Extracted information »
Begin

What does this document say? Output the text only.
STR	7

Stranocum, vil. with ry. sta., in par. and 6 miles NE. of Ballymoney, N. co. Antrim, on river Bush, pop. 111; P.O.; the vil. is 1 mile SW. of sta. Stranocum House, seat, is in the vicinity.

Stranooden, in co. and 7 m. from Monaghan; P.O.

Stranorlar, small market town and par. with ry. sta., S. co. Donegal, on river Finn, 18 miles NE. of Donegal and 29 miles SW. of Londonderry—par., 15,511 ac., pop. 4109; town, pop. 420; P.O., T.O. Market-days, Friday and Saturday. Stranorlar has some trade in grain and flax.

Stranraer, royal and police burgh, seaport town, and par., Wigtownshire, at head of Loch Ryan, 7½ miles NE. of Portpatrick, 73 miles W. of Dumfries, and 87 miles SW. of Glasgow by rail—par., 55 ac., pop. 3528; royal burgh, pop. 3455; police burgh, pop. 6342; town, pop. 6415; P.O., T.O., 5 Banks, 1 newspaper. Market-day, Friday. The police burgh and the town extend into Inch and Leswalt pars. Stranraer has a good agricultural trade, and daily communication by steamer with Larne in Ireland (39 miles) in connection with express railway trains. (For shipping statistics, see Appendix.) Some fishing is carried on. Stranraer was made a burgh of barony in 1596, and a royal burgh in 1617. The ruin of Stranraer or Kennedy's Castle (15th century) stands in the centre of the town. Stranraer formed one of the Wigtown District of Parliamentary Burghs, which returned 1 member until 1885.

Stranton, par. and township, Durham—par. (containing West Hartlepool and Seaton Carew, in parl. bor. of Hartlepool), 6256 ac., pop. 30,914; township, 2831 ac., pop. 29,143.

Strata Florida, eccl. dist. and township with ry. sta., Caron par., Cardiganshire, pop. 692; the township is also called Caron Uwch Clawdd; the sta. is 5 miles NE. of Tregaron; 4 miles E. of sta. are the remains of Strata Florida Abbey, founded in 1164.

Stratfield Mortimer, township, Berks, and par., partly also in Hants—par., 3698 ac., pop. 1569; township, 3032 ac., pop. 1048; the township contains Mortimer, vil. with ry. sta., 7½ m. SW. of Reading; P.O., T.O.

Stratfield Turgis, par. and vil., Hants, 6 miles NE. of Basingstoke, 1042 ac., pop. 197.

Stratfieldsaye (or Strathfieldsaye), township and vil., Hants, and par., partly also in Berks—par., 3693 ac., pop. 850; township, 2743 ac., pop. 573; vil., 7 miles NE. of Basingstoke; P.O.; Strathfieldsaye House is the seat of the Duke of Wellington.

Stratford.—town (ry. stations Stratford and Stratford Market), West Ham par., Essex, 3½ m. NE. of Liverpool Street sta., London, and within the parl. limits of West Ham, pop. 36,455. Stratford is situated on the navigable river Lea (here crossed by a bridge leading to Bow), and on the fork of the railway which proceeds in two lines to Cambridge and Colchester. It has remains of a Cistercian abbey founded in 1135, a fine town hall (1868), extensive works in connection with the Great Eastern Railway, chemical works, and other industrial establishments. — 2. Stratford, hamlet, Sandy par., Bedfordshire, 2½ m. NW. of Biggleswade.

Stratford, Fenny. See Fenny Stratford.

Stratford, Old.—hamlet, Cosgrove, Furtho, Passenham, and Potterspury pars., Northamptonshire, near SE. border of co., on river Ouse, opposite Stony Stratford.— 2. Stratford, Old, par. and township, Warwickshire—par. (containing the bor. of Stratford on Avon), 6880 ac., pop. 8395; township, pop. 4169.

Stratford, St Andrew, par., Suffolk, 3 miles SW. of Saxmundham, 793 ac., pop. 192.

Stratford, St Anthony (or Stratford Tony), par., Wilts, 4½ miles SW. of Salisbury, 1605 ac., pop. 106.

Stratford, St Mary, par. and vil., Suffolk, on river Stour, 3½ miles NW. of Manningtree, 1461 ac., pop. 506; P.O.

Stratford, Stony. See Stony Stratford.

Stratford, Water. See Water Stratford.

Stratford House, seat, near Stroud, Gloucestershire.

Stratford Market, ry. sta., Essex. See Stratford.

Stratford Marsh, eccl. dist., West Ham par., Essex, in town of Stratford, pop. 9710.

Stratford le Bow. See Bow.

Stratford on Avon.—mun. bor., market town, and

End

Exercise brief » Reproduce the full set of records precisely.

Solution to this task »
What does this document say? Output the text only.
STR	7

Stranocum, vil. with ry. sta., in par. and 6 miles NE. of Ballymoney, N. co. Antrim, on river Bush, pop. 111; P.O.; the vil. is 1 mile SW. of sta. Stranocum House, seat, is in the vicinity.

Stranooden, in co. and 7 m. from Monaghan; P.O.

Stranorlar, small market town and par. with ry. sta., S. co. Donegal, on river Finn, 18 miles NE. of Donegal and 29 miles SW. of Londonderry—par., 15,511 ac., pop. 4109; town, pop. 420; P.O., T.O. Market-days, Friday and Saturday. Stranorlar has some trade in grain and flax.

Stranraer, royal and police burgh, seaport town, and par., Wigtownshire, at head of Loch Ryan, 7½ miles NE. of Portpatrick, 73 miles W. of Dumfries, and 87 miles SW. of Glasgow by rail—par., 55 ac., pop. 3528; royal burgh, pop. 3455; police burgh, pop. 6342; town, pop. 6415; P.O., T.O., 5 Banks, 1 newspaper. Market-day, Friday. The police burgh and the town extend into Inch and Leswalt pars. Stranraer has a good agricultural trade, and daily communication by steamer with Larne in Ireland (39 miles) in connection with express railway trains. (For shipping statistics, see Appendix.) Some fishing is carried on. Stranraer was made a burgh of barony in 1596, and a royal burgh in 1617. The ruin of Stranraer or Kennedy's Castle (15th century) stands in the centre of the town. Stranraer formed one of the Wigtown District of Parliamentary Burghs, which returned 1 member until 1885.

Stranton, par. and township, Durham—par. (containing West Hartlepool and Seaton Carew, in parl. bor. of Hartlepool), 6256 ac., pop. 30,914; township, 2831 ac., pop. 29,143.

Strata Florida, eccl. dist. and township with ry. sta., Caron par., Cardiganshire, pop. 692; the township is also called Caron Uwch Clawdd; the sta. is 5 miles NE. of Tregaron; 4 miles E. of sta. are the remains of Strata Florida Abbey, founded in 1164.

Stratfield Mortimer, township, Berks, and par., partly also in Hants—par., 3698 ac., pop. 1569; township, 3032 ac., pop. 1048; the township contains Mortimer, vil. with ry. sta., 7½ m. SW. of Reading; P.O., T.O.

Stratfield Turgis, par. and vil., Hants, 6 miles NE. of Basingstoke, 1042 ac., pop. 197.

Stratfieldsaye (or Strathfieldsaye), township and vil., Hants, and par., partly also in Berks—par., 3693 ac., pop. 850; township, 2743 ac., pop. 573; vil., 7 miles NE. of Basingstoke; P.O.; Strathfieldsaye House is the seat of the Duke of Wellington.

Stratford.—town (ry. stations Stratford and Stratford Market), West Ham par., Essex, 3½ m. NE. of Liverpool Street sta., London, and within the parl. limits of West Ham, pop. 36,455. Stratford is situated on the navigable river Lea (here crossed by a bridge leading to Bow), and on the fork of the railway which proceeds in two lines to Cambridge and Colchester. It has remains of a Cistercian abbey founded in 1135, a fine town hall (1868), extensive works in connection with the Great Eastern Railway, chemical works, and other industrial establishments. — 2. Stratford, hamlet, Sandy par., Bedfordshire, 2½ m. NW. of Biggleswade.

Stratford, Fenny. See Fenny Stratford.

Stratford, Old.—hamlet, Cosgrove, Furtho, Passenham, and Potterspury pars., Northamptonshire, near SE. border of co., on river Ouse, opposite Stony Stratford.— 2. Stratford, Old, par. and township, Warwickshire—par. (containing the bor. of Stratford on Avon), 6880 ac., pop. 8395; township, pop. 4169.

Stratford, St Andrew, par., Suffolk, 3 miles SW. of Saxmundham, 793 ac., pop. 192.

Stratford, St Anthony (or Stratford Tony), par., Wilts, 4½ miles SW. of Salisbury, 1605 ac., pop. 106.

Stratford, St Mary, par. and vil., Suffolk, on river Stour, 3½ miles NW. of Manningtree, 1461 ac., pop. 506; P.O.

Stratford, Stony. See Stony Stratford.

Stratford, Water. See Water Stratford.

Stratford House, seat, near Stroud, Gloucestershire.

Stratford Market, ry. sta., Essex. See Stratford.

Stratford Marsh, eccl. dist., West Ham par., Essex, in town of Stratford, pop. 9710.

Stratford le Bow. See Bow.

Stratford on Avon.—mun. bor., market town, and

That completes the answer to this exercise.